Stated problem: Check the listing below for lines that hold "Windows". How many are there? Please give only the number.

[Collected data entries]
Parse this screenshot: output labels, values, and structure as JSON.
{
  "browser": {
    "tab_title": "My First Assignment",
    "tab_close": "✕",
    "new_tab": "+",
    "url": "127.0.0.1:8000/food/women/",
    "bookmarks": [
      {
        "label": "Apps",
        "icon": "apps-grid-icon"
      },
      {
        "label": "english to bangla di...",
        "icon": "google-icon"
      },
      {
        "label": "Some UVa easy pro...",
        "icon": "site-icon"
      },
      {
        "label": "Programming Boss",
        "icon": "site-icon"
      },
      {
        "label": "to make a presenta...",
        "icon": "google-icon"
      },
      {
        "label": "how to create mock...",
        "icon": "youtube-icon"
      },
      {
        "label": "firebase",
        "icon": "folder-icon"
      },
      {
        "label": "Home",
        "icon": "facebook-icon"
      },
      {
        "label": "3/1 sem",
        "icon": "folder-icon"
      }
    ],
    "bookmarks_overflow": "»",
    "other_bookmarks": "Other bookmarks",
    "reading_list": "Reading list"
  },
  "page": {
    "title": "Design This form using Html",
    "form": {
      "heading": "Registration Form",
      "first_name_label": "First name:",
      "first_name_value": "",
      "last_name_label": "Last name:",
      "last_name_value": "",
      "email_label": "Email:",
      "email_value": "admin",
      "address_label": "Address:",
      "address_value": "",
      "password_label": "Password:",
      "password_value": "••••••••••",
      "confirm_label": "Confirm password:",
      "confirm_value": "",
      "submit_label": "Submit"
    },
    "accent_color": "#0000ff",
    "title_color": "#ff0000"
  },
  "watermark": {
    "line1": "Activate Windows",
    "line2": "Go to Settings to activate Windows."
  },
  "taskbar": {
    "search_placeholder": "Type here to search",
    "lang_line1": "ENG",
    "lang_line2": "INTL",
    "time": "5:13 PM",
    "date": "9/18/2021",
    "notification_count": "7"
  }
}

Completed task: 2